# REQUIRED TASK
Quote, without change, all of the lines that follow.

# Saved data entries
>> Begin

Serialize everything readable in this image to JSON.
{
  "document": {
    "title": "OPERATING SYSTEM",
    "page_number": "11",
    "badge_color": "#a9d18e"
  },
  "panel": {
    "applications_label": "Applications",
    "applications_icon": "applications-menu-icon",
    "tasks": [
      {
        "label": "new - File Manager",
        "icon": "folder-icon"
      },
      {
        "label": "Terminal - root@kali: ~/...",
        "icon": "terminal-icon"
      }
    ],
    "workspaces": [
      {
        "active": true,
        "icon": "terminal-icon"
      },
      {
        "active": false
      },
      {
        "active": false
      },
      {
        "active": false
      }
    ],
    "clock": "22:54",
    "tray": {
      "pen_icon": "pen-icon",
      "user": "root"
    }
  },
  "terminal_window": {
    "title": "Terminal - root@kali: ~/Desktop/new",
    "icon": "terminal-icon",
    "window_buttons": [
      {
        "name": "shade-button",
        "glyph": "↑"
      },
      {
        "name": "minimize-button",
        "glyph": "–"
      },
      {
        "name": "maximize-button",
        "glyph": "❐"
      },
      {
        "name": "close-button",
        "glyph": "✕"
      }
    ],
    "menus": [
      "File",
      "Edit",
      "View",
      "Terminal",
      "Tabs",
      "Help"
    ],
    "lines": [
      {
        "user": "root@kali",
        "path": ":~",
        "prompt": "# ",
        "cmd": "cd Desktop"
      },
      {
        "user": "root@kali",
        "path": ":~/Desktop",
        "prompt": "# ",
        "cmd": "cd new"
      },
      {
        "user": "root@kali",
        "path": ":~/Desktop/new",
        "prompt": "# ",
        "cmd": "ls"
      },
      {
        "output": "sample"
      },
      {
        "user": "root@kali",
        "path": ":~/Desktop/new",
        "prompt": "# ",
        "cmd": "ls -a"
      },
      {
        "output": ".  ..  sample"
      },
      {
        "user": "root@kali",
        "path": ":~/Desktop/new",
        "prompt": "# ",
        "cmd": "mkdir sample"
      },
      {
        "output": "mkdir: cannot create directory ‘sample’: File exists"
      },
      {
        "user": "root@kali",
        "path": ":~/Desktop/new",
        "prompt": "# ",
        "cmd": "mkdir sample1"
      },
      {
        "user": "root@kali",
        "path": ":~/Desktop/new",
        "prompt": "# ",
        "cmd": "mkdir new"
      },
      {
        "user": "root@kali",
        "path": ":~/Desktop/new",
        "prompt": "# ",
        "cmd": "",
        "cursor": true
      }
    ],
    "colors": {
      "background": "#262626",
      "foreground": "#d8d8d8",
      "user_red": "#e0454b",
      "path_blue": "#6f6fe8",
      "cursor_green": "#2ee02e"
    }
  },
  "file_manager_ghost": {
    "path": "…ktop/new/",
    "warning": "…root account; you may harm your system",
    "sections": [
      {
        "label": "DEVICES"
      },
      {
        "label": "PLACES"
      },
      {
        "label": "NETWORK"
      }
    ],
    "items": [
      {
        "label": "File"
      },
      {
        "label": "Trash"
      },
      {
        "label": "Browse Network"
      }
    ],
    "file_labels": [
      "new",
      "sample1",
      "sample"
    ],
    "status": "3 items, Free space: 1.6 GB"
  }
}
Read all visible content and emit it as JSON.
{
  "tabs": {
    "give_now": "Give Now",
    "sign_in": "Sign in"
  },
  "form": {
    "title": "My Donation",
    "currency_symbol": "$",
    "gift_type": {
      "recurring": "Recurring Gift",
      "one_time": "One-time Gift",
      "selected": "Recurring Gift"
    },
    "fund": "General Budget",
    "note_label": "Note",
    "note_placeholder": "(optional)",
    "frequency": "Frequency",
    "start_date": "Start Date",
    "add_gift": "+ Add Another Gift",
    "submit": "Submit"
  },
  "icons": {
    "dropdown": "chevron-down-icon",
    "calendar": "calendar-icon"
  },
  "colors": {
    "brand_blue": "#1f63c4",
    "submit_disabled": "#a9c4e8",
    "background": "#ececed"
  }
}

>> End

# EXERCISE OUTPUT
Serialize everything readable in this image to JSON.
{
  "document": {
    "title": "OPERATING SYSTEM",
    "page_number": "11",
    "badge_color": "#a9d18e"
  },
  "panel": {
    "applications_label": "Applications",
    "applications_icon": "applications-menu-icon",
    "tasks": [
      {
        "label": "new - File Manager",
        "icon": "folder-icon"
      },
      {
        "label": "Terminal - root@kali: ~/...",
        "icon": "terminal-icon"
      }
    ],
    "workspaces": [
      {
        "active": true,
        "icon": "terminal-icon"
      },
      {
        "active": false
      },
      {
        "active": false
      },
      {
        "active": false
      }
    ],
    "clock": "22:54",
    "tray": {
      "pen_icon": "pen-icon",
      "user": "root"
    }
  },
  "terminal_window": {
    "title": "Terminal - root@kali: ~/Desktop/new",
    "icon": "terminal-icon",
    "window_buttons": [
      {
        "name": "shade-button",
        "glyph": "↑"
      },
      {
        "name": "minimize-button",
        "glyph": "–"
      },
      {
        "name": "maximize-button",
        "glyph": "❐"
      },
      {
        "name": "close-button",
        "glyph": "✕"
      }
    ],
    "menus": [
      "File",
      "Edit",
      "View",
      "Terminal",
      "Tabs",
      "Help"
    ],
    "lines": [
      {
        "user": "root@kali",
        "path": ":~",
        "prompt": "# ",
        "cmd": "cd Desktop"
      },
      {
        "user": "root@kali",
        "path": ":~/Desktop",
        "prompt": "# ",
        "cmd": "cd new"
      },
      {
        "user": "root@kali",
        "path": ":~/Desktop/new",
        "prompt": "# ",
        "cmd": "ls"
      },
      {
        "output": "sample"
      },
      {
        "user": "root@kali",
        "path": ":~/Desktop/new",
        "prompt": "# ",
        "cmd": "ls -a"
      },
      {
        "output": ".  ..  sample"
      },
      {
        "user": "root@kali",
        "path": ":~/Desktop/new",
        "prompt": "# ",
        "cmd": "mkdir sample"
      },
      {
        "output": "mkdir: cannot create directory ‘sample’: File exists"
      },
      {
        "user": "root@kali",
        "path": ":~/Desktop/new",
        "prompt": "# ",
        "cmd": "mkdir sample1"
      },
      {
        "user": "root@kali",
        "path": ":~/Desktop/new",
        "prompt": "# ",
        "cmd": "mkdir new"
      },
      {
        "user": "root@kali",
        "path": ":~/Desktop/new",
        "prompt": "# ",
        "cmd": "",
        "cursor": true
      }
    ],
    "colors": {
      "background": "#262626",
      "foreground": "#d8d8d8",
      "user_red": "#e0454b",
      "path_blue": "#6f6fe8",
      "cursor_green": "#2ee02e"
    }
  },
  "file_manager_ghost": {
    "path": "…ktop/new/",
    "warning": "…root account; you may harm your system",
    "sections": [
      {
        "label": "DEVICES"
      },
      {
        "label": "PLACES"
      },
      {
        "label": "NETWORK"
      }
    ],
    "items": [
      {
        "label": "File"
      },
      {
        "label": "Trash"
      },
      {
        "label": "Browse Network"
      }
    ],
    "file_labels": [
      "new",
      "sample1",
      "sample"
    ],
    "status": "3 items, Free space: 1.6 GB"
  }
}
Read all visible content and emit it as JSON.
{
  "tabs": {
    "give_now": "Give Now",
    "sign_in": "Sign in"
  },
  "form": {
    "title": "My Donation",
    "currency_symbol": "$",
    "gift_type": {
      "recurring": "Recurring Gift",
      "one_time": "One-time Gift",
      "selected": "Recurring Gift"
    },
    "fund": "General Budget",
    "note_label": "Note",
    "note_placeholder": "(optional)",
    "frequency": "Frequency",
    "start_date": "Start Date",
    "add_gift": "+ Add Another Gift",
    "submit": "Submit"
  },
  "icons": {
    "dropdown": "chevron-down-icon",
    "calendar": "calendar-icon"
  },
  "colors": {
    "brand_blue": "#1f63c4",
    "submit_disabled": "#a9c4e8",
    "background": "#ececed"
  }
}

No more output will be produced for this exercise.